Your task.
Reproduce the records below exactly as given.

··· Data provided ···

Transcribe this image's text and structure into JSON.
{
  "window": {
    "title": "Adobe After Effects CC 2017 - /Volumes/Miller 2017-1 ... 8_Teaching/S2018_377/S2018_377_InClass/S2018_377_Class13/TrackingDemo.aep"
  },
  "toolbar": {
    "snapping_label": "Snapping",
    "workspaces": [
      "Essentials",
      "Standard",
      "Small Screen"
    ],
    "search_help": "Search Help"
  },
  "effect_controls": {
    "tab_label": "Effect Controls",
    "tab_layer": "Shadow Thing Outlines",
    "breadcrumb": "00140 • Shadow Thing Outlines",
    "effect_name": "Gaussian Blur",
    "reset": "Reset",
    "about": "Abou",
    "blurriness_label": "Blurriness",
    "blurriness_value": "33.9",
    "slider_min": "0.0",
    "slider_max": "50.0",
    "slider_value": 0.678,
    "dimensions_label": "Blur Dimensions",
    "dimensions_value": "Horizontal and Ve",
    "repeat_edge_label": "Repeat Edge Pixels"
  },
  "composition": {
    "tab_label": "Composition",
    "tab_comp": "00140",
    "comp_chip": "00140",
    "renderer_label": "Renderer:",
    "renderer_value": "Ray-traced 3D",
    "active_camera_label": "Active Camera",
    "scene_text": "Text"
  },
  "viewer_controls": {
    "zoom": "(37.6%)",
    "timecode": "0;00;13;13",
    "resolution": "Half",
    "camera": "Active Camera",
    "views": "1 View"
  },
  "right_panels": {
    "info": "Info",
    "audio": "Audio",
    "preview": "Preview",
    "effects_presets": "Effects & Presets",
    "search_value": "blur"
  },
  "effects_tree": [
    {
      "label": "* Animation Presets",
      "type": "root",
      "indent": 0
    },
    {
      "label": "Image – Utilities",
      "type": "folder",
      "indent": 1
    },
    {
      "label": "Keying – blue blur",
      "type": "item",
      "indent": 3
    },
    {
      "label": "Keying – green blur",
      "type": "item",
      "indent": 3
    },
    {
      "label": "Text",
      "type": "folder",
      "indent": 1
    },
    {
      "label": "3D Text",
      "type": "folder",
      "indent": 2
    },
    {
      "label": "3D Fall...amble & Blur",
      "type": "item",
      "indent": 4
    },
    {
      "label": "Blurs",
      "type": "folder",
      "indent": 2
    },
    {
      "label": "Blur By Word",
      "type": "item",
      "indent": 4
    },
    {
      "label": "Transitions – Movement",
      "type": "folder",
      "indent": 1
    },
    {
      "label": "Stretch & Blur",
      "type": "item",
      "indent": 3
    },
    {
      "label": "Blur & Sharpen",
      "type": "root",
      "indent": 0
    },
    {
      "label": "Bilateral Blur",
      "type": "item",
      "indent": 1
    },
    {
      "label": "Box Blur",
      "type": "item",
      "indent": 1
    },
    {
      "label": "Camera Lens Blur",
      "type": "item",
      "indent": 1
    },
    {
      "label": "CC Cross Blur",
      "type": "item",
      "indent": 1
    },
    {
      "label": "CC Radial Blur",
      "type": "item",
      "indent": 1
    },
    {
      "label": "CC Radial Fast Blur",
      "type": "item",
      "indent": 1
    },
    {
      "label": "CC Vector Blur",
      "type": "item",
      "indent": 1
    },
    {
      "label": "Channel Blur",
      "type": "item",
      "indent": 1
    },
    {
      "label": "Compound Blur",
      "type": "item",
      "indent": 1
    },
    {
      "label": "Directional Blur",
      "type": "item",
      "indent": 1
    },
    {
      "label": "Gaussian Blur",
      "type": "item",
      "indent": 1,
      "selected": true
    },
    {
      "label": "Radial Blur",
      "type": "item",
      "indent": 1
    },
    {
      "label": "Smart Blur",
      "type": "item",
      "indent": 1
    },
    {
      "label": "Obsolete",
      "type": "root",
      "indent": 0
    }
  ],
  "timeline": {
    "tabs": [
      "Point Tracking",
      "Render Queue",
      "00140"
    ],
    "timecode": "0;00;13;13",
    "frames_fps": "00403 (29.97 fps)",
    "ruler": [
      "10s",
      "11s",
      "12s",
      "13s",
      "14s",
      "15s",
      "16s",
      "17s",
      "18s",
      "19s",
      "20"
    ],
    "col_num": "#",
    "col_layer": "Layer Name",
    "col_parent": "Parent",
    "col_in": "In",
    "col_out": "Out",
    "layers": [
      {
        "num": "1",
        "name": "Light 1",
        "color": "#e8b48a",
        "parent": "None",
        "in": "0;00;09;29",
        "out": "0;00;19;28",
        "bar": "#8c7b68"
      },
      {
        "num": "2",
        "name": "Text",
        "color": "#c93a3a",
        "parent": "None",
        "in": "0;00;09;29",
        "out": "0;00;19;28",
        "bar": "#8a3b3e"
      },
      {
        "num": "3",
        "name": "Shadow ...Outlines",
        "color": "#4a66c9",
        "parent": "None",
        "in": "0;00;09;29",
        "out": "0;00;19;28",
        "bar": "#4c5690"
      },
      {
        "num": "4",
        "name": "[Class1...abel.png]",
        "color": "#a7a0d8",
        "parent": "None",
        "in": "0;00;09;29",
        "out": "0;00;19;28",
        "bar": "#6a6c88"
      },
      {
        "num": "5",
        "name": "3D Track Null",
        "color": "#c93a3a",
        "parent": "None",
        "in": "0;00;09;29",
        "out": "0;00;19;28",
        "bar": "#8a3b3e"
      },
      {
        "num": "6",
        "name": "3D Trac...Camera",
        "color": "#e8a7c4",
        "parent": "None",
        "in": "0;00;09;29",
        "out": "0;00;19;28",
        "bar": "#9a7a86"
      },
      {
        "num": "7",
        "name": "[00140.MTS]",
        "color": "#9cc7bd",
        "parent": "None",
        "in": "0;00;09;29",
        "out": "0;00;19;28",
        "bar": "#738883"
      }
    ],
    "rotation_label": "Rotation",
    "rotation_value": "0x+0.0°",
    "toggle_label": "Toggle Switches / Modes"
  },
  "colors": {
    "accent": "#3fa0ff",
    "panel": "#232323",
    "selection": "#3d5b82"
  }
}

···

Output below.
Transcribe this image's text and structure into JSON.
{
  "window": {
    "title": "Adobe After Effects CC 2017 - /Volumes/Miller 2017-1 ... 8_Teaching/S2018_377/S2018_377_InClass/S2018_377_Class13/TrackingDemo.aep"
  },
  "toolbar": {
    "snapping_label": "Snapping",
    "workspaces": [
      "Essentials",
      "Standard",
      "Small Screen"
    ],
    "search_help": "Search Help"
  },
  "effect_controls": {
    "tab_label": "Effect Controls",
    "tab_layer": "Shadow Thing Outlines",
    "breadcrumb": "00140 • Shadow Thing Outlines",
    "effect_name": "Gaussian Blur",
    "reset": "Reset",
    "about": "Abou",
    "blurriness_label": "Blurriness",
    "blurriness_value": "33.9",
    "slider_min": "0.0",
    "slider_max": "50.0",
    "slider_value": 0.678,
    "dimensions_label": "Blur Dimensions",
    "dimensions_value": "Horizontal and Ve",
    "repeat_edge_label": "Repeat Edge Pixels"
  },
  "composition": {
    "tab_label": "Composition",
    "tab_comp": "00140",
    "comp_chip": "00140",
    "renderer_label": "Renderer:",
    "renderer_value": "Ray-traced 3D",
    "active_camera_label": "Active Camera",
    "scene_text": "Text"
  },
  "viewer_controls": {
    "zoom": "(37.6%)",
    "timecode": "0;00;13;13",
    "resolution": "Half",
    "camera": "Active Camera",
    "views": "1 View"
  },
  "right_panels": {
    "info": "Info",
    "audio": "Audio",
    "preview": "Preview",
    "effects_presets": "Effects & Presets",
    "search_value": "blur"
  },
  "effects_tree": [
    {
      "label": "* Animation Presets",
      "type": "root",
      "indent": 0
    },
    {
      "label": "Image – Utilities",
      "type": "folder",
      "indent": 1
    },
    {
      "label": "Keying – blue blur",
      "type": "item",
      "indent": 3
    },
    {
      "label": "Keying – green blur",
      "type": "item",
      "indent": 3
    },
    {
      "label": "Text",
      "type": "folder",
      "indent": 1
    },
    {
      "label": "3D Text",
      "type": "folder",
      "indent": 2
    },
    {
      "label": "3D Fall...amble & Blur",
      "type": "item",
      "indent": 4
    },
    {
      "label": "Blurs",
      "type": "folder",
      "indent": 2
    },
    {
      "label": "Blur By Word",
      "type": "item",
      "indent": 4
    },
    {
      "label": "Transitions – Movement",
      "type": "folder",
      "indent": 1
    },
    {
      "label": "Stretch & Blur",
      "type": "item",
      "indent": 3
    },
    {
      "label": "Blur & Sharpen",
      "type": "root",
      "indent": 0
    },
    {
      "label": "Bilateral Blur",
      "type": "item",
      "indent": 1
    },
    {
      "label": "Box Blur",
      "type": "item",
      "indent": 1
    },
    {
      "label": "Camera Lens Blur",
      "type": "item",
      "indent": 1
    },
    {
      "label": "CC Cross Blur",
      "type": "item",
      "indent": 1
    },
    {
      "label": "CC Radial Blur",
      "type": "item",
      "indent": 1
    },
    {
      "label": "CC Radial Fast Blur",
      "type": "item",
      "indent": 1
    },
    {
      "label": "CC Vector Blur",
      "type": "item",
      "indent": 1
    },
    {
      "label": "Channel Blur",
      "type": "item",
      "indent": 1
    },
    {
      "label": "Compound Blur",
      "type": "item",
      "indent": 1
    },
    {
      "label": "Directional Blur",
      "type": "item",
      "indent": 1
    },
    {
      "label": "Gaussian Blur",
      "type": "item",
      "indent": 1,
      "selected": true
    },
    {
      "label": "Radial Blur",
      "type": "item",
      "indent": 1
    },
    {
      "label": "Smart Blur",
      "type": "item",
      "indent": 1
    },
    {
      "label": "Obsolete",
      "type": "root",
      "indent": 0
    }
  ],
  "timeline": {
    "tabs": [
      "Point Tracking",
      "Render Queue",
      "00140"
    ],
    "timecode": "0;00;13;13",
    "frames_fps": "00403 (29.97 fps)",
    "ruler": [
      "10s",
      "11s",
      "12s",
      "13s",
      "14s",
      "15s",
      "16s",
      "17s",
      "18s",
      "19s",
      "20"
    ],
    "col_num": "#",
    "col_layer": "Layer Name",
    "col_parent": "Parent",
    "col_in": "In",
    "col_out": "Out",
    "layers": [
      {
        "num": "1",
        "name": "Light 1",
        "color": "#e8b48a",
        "parent": "None",
        "in": "0;00;09;29",
        "out": "0;00;19;28",
        "bar": "#8c7b68"
      },
      {
        "num": "2",
        "name": "Text",
        "color": "#c93a3a",
        "parent": "None",
        "in": "0;00;09;29",
        "out": "0;00;19;28",
        "bar": "#8a3b3e"
      },
      {
        "num": "3",
        "name": "Shadow ...Outlines",
        "color": "#4a66c9",
        "parent": "None",
        "in": "0;00;09;29",
        "out": "0;00;19;28",
        "bar": "#4c5690"
      },
      {
        "num": "4",
        "name": "[Class1...abel.png]",
        "color": "#a7a0d8",
        "parent": "None",
        "in": "0;00;09;29",
        "out": "0;00;19;28",
        "bar": "#6a6c88"
      },
      {
        "num": "5",
        "name": "3D Track Null",
        "color": "#c93a3a",
        "parent": "None",
        "in": "0;00;09;29",
        "out": "0;00;19;28",
        "bar": "#8a3b3e"
      },
      {
        "num": "6",
        "name": "3D Trac...Camera",
        "color": "#e8a7c4",
        "parent": "None",
        "in": "0;00;09;29",
        "out": "0;00;19;28",
        "bar": "#9a7a86"
      },
      {
        "num": "7",
        "name": "[00140.MTS]",
        "color": "#9cc7bd",
        "parent": "None",
        "in": "0;00;09;29",
        "out": "0;00;19;28",
        "bar": "#738883"
      }
    ],
    "rotation_label": "Rotation",
    "rotation_value": "0x+0.0°",
    "toggle_label": "Toggle Switches / Modes"
  },
  "colors": {
    "accent": "#3fa0ff",
    "panel": "#232323",
    "selection": "#3d5b82"
  }
}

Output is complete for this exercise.